— begin —

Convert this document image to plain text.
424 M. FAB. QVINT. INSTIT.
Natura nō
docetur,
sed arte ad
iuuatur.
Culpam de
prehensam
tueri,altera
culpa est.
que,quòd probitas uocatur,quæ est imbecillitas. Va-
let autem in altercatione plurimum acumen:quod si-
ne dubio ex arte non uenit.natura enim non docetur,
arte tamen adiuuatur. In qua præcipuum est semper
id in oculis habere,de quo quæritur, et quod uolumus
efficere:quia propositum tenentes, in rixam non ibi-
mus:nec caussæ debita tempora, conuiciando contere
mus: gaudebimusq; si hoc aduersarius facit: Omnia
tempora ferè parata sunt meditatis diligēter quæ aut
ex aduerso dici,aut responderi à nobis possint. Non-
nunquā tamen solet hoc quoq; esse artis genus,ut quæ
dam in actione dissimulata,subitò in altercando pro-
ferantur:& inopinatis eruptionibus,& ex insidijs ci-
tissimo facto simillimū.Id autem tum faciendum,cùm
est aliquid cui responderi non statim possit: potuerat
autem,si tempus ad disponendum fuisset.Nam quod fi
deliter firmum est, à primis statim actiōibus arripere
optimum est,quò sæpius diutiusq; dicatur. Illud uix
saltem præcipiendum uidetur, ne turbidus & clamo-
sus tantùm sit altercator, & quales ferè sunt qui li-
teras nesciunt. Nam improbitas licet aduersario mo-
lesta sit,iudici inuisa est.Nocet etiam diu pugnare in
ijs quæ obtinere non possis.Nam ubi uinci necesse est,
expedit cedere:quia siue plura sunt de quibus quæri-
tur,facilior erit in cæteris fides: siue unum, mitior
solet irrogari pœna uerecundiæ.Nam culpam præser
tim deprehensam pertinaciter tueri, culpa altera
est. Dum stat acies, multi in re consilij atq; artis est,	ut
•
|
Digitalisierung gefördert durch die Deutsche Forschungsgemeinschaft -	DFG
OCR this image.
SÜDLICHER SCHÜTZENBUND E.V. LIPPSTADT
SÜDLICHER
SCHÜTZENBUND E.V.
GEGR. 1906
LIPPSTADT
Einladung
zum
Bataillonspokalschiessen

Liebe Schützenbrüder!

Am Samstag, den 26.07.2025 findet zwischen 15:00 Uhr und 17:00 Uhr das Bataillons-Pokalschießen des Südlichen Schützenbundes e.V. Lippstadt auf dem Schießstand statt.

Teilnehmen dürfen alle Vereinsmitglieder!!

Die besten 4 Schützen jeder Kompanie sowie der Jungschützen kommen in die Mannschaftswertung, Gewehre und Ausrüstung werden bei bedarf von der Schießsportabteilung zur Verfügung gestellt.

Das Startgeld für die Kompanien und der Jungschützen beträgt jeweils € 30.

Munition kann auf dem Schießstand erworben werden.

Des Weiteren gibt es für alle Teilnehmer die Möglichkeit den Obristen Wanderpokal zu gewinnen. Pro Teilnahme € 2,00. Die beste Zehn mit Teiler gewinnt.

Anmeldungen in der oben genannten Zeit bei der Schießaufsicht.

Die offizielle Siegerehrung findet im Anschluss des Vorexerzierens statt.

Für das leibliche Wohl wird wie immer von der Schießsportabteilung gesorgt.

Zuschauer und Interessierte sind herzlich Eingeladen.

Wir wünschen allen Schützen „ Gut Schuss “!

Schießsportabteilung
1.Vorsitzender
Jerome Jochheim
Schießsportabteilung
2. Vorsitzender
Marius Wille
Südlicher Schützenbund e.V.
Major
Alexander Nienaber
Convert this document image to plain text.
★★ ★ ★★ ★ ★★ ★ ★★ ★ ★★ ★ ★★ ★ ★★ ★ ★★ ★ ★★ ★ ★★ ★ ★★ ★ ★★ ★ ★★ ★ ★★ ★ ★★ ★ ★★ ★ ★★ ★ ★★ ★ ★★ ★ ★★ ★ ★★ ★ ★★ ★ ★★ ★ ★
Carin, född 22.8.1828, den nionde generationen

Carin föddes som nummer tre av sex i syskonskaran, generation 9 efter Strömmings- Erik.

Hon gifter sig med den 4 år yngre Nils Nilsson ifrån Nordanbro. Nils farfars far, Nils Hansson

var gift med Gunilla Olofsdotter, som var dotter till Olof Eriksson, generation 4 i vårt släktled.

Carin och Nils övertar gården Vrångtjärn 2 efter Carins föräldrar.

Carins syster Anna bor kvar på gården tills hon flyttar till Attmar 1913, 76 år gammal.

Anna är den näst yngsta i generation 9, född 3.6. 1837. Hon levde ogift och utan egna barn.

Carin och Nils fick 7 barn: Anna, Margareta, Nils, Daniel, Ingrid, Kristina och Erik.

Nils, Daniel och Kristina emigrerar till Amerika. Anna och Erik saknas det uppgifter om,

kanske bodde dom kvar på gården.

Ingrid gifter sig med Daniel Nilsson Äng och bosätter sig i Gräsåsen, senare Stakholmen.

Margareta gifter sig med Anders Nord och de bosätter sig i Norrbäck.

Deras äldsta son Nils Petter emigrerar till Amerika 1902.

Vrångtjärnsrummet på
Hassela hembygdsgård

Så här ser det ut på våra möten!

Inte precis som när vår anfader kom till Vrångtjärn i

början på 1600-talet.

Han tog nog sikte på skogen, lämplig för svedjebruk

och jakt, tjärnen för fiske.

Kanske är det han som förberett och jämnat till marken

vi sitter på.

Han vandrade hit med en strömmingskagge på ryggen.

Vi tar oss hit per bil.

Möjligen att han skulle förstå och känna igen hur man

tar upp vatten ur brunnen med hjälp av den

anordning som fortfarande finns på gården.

— end —

> [Short problem] Reproduce the material in full, with no word added or dropped.

> [Reply]
Convert this document image to plain text.
424 M. FAB. QVINT. INSTIT.
Natura nō
docetur,
sed arte ad
iuuatur.
Culpam de
prehensam
tueri,altera
culpa est.
que,quòd probitas uocatur,quæ est imbecillitas. Va-
let autem in altercatione plurimum acumen:quod si-
ne dubio ex arte non uenit.natura enim non docetur,
arte tamen adiuuatur. In qua præcipuum est semper
id in oculis habere,de quo quæritur, et quod uolumus
efficere:quia propositum tenentes, in rixam non ibi-
mus:nec caussæ debita tempora, conuiciando contere
mus: gaudebimusq; si hoc aduersarius facit: Omnia
tempora ferè parata sunt meditatis diligēter quæ aut
ex aduerso dici,aut responderi à nobis possint. Non-
nunquā tamen solet hoc quoq; esse artis genus,ut quæ
dam in actione dissimulata,subitò in altercando pro-
ferantur:& inopinatis eruptionibus,& ex insidijs ci-
tissimo facto simillimū.Id autem tum faciendum,cùm
est aliquid cui responderi non statim possit: potuerat
autem,si tempus ad disponendum fuisset.Nam quod fi
deliter firmum est, à primis statim actiōibus arripere
optimum est,quò sæpius diutiusq; dicatur. Illud uix
saltem præcipiendum uidetur, ne turbidus & clamo-
sus tantùm sit altercator, & quales ferè sunt qui li-
teras nesciunt. Nam improbitas licet aduersario mo-
lesta sit,iudici inuisa est.Nocet etiam diu pugnare in
ijs quæ obtinere non possis.Nam ubi uinci necesse est,
expedit cedere:quia siue plura sunt de quibus quæri-
tur,facilior erit in cæteris fides: siue unum, mitior
solet irrogari pœna uerecundiæ.Nam culpam præser
tim deprehensam pertinaciter tueri, culpa altera
est. Dum stat acies, multi in re consilij atq; artis est,	ut
•
|
Digitalisierung gefördert durch die Deutsche Forschungsgemeinschaft -	DFG
OCR this image.
SÜDLICHER SCHÜTZENBUND E.V. LIPPSTADT
SÜDLICHER
SCHÜTZENBUND E.V.
GEGR. 1906
LIPPSTADT
Einladung
zum
Bataillonspokalschiessen

Liebe Schützenbrüder!

Am Samstag, den 26.07.2025 findet zwischen 15:00 Uhr und 17:00 Uhr das Bataillons-Pokalschießen des Südlichen Schützenbundes e.V. Lippstadt auf dem Schießstand statt.

Teilnehmen dürfen alle Vereinsmitglieder!!

Die besten 4 Schützen jeder Kompanie sowie der Jungschützen kommen in die Mannschaftswertung, Gewehre und Ausrüstung werden bei bedarf von der Schießsportabteilung zur Verfügung gestellt.

Das Startgeld für die Kompanien und der Jungschützen beträgt jeweils € 30.

Munition kann auf dem Schießstand erworben werden.

Des Weiteren gibt es für alle Teilnehmer die Möglichkeit den Obristen Wanderpokal zu gewinnen. Pro Teilnahme € 2,00. Die beste Zehn mit Teiler gewinnt.

Anmeldungen in der oben genannten Zeit bei der Schießaufsicht.

Die offizielle Siegerehrung findet im Anschluss des Vorexerzierens statt.

Für das leibliche Wohl wird wie immer von der Schießsportabteilung gesorgt.

Zuschauer und Interessierte sind herzlich Eingeladen.

Wir wünschen allen Schützen „ Gut Schuss “!

Schießsportabteilung
1.Vorsitzender
Jerome Jochheim
Schießsportabteilung
2. Vorsitzender
Marius Wille
Südlicher Schützenbund e.V.
Major
Alexander Nienaber
Convert this document image to plain text.
★★ ★ ★★ ★ ★★ ★ ★★ ★ ★★ ★ ★★ ★ ★★ ★ ★★ ★ ★★ ★ ★★ ★ ★★ ★ ★★ ★ ★★ ★ ★★ ★ ★★ ★ ★★ ★ ★★ ★ ★★ ★ ★★ ★ ★★ ★ ★★ ★ ★★ ★ ★★ ★ ★
Carin, född 22.8.1828, den nionde generationen

Carin föddes som nummer tre av sex i syskonskaran, generation 9 efter Strömmings- Erik.

Hon gifter sig med den 4 år yngre Nils Nilsson ifrån Nordanbro. Nils farfars far, Nils Hansson

var gift med Gunilla Olofsdotter, som var dotter till Olof Eriksson, generation 4 i vårt släktled.

Carin och Nils övertar gården Vrångtjärn 2 efter Carins föräldrar.

Carins syster Anna bor kvar på gården tills hon flyttar till Attmar 1913, 76 år gammal.

Anna är den näst yngsta i generation 9, född 3.6. 1837. Hon levde ogift och utan egna barn.

Carin och Nils fick 7 barn: Anna, Margareta, Nils, Daniel, Ingrid, Kristina och Erik.

Nils, Daniel och Kristina emigrerar till Amerika. Anna och Erik saknas det uppgifter om,

kanske bodde dom kvar på gården.

Ingrid gifter sig med Daniel Nilsson Äng och bosätter sig i Gräsåsen, senare Stakholmen.

Margareta gifter sig med Anders Nord och de bosätter sig i Norrbäck.

Deras äldsta son Nils Petter emigrerar till Amerika 1902.

Vrångtjärnsrummet på
Hassela hembygdsgård

Så här ser det ut på våra möten!

Inte precis som när vår anfader kom till Vrångtjärn i

början på 1600-talet.

Han tog nog sikte på skogen, lämplig för svedjebruk

och jakt, tjärnen för fiske.

Kanske är det han som förberett och jämnat till marken

vi sitter på.

Han vandrade hit med en strömmingskagge på ryggen.

Vi tar oss hit per bil.

Möjligen att han skulle förstå och känna igen hur man

tar upp vatten ur brunnen med hjälp av den

anordning som fortfarande finns på gården.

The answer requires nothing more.